- [WHAT YOU HAVE TO DO]
Reproduce the records exactly.

- [DATA EXTRACT]
START
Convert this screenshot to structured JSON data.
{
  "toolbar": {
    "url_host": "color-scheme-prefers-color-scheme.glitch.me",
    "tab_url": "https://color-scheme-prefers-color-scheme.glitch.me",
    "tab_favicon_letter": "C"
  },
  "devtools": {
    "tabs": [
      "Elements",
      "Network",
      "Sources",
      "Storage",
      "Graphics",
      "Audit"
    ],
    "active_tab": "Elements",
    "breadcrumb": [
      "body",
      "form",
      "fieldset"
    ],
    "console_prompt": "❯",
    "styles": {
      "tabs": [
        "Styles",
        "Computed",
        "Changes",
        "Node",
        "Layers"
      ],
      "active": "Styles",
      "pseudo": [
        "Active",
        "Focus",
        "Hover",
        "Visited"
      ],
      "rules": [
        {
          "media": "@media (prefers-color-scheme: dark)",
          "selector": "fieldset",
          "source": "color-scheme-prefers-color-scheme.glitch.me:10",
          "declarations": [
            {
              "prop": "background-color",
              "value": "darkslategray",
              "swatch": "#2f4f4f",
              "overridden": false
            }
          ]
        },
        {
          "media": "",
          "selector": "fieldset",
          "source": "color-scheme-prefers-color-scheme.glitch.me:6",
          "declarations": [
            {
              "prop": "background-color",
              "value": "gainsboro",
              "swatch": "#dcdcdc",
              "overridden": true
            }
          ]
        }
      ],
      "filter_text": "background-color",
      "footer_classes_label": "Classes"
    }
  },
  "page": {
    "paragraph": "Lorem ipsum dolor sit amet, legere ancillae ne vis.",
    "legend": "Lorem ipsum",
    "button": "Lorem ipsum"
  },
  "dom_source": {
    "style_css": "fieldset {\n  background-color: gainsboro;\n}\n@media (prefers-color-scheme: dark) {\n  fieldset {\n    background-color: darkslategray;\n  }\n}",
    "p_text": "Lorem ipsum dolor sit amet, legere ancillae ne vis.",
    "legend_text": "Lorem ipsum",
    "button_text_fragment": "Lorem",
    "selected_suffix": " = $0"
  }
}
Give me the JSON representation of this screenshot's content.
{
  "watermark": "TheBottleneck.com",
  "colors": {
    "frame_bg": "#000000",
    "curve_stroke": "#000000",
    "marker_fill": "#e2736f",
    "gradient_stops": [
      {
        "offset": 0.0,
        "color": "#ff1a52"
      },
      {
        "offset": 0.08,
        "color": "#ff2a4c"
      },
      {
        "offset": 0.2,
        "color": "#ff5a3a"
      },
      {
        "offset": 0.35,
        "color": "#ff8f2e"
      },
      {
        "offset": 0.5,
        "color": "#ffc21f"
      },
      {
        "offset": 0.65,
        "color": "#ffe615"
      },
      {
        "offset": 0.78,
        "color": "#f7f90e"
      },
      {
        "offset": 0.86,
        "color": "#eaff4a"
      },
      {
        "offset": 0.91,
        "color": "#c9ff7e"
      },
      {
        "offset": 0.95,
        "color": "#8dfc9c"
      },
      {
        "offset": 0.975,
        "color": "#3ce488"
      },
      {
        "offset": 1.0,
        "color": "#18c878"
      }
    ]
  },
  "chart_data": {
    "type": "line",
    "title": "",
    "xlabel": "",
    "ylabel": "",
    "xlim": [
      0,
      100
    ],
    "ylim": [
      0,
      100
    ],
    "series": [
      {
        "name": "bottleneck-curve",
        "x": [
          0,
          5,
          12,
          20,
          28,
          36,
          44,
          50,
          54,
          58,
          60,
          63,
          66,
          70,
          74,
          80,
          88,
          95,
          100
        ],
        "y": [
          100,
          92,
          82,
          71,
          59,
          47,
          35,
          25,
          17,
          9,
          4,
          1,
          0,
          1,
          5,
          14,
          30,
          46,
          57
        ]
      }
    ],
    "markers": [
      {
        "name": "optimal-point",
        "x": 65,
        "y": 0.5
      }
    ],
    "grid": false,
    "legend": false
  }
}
END
- [EXERCISE RESULT]
Convert this screenshot to structured JSON data.
{
  "toolbar": {
    "url_host": "color-scheme-prefers-color-scheme.glitch.me",
    "tab_url": "https://color-scheme-prefers-color-scheme.glitch.me",
    "tab_favicon_letter": "C"
  },
  "devtools": {
    "tabs": [
      "Elements",
      "Network",
      "Sources",
      "Storage",
      "Graphics",
      "Audit"
    ],
    "active_tab": "Elements",
    "breadcrumb": [
      "body",
      "form",
      "fieldset"
    ],
    "console_prompt": "❯",
    "styles": {
      "tabs": [
        "Styles",
        "Computed",
        "Changes",
        "Node",
        "Layers"
      ],
      "active": "Styles",
      "pseudo": [
        "Active",
        "Focus",
        "Hover",
        "Visited"
      ],
      "rules": [
        {
          "media": "@media (prefers-color-scheme: dark)",
          "selector": "fieldset",
          "source": "color-scheme-prefers-color-scheme.glitch.me:10",
          "declarations": [
            {
              "prop": "background-color",
              "value": "darkslategray",
              "swatch": "#2f4f4f",
              "overridden": false
            }
          ]
        },
        {
          "media": "",
          "selector": "fieldset",
          "source": "color-scheme-prefers-color-scheme.glitch.me:6",
          "declarations": [
            {
              "prop": "background-color",
              "value": "gainsboro",
              "swatch": "#dcdcdc",
              "overridden": true
            }
          ]
        }
      ],
      "filter_text": "background-color",
      "footer_classes_label": "Classes"
    }
  },
  "page": {
    "paragraph": "Lorem ipsum dolor sit amet, legere ancillae ne vis.",
    "legend": "Lorem ipsum",
    "button": "Lorem ipsum"
  },
  "dom_source": {
    "style_css": "fieldset {\n  background-color: gainsboro;\n}\n@media (prefers-color-scheme: dark) {\n  fieldset {\n    background-color: darkslategray;\n  }\n}",
    "p_text": "Lorem ipsum dolor sit amet, legere ancillae ne vis.",
    "legend_text": "Lorem ipsum",
    "button_text_fragment": "Lorem",
    "selected_suffix": " = $0"
  }
}
Give me the JSON representation of this screenshot's content.
{
  "watermark": "TheBottleneck.com",
  "colors": {
    "frame_bg": "#000000",
    "curve_stroke": "#000000",
    "marker_fill": "#e2736f",
    "gradient_stops": [
      {
        "offset": 0.0,
        "color": "#ff1a52"
      },
      {
        "offset": 0.08,
        "color": "#ff2a4c"
      },
      {
        "offset": 0.2,
        "color": "#ff5a3a"
      },
      {
        "offset": 0.35,
        "color": "#ff8f2e"
      },
      {
        "offset": 0.5,
        "color": "#ffc21f"
      },
      {
        "offset": 0.65,
        "color": "#ffe615"
      },
      {
        "offset": 0.78,
        "color": "#f7f90e"
      },
      {
        "offset": 0.86,
        "color": "#eaff4a"
      },
      {
        "offset": 0.91,
        "color": "#c9ff7e"
      },
      {
        "offset": 0.95,
        "color": "#8dfc9c"
      },
      {
        "offset": 0.975,
        "color": "#3ce488"
      },
      {
        "offset": 1.0,
        "color": "#18c878"
      }
    ]
  },
  "chart_data": {
    "type": "line",
    "title": "",
    "xlabel": "",
    "ylabel": "",
    "xlim": [
      0,
      100
    ],
    "ylim": [
      0,
      100
    ],
    "series": [
      {
        "name": "bottleneck-curve",
        "x": [
          0,
          5,
          12,
          20,
          28,
          36,
          44,
          50,
          54,
          58,
          60,
          63,
          66,
          70,
          74,
          80,
          88,
          95,
          100
        ],
        "y": [
          100,
          92,
          82,
          71,
          59,
          47,
          35,
          25,
          17,
          9,
          4,
          1,
          0,
          1,
          5,
          14,
          30,
          46,
          57
        ]
      }
    ],
    "markers": [
      {
        "name": "optimal-point",
        "x": 65,
        "y": 0.5
      }
    ],
    "grid": false,
    "legend": false
  }
}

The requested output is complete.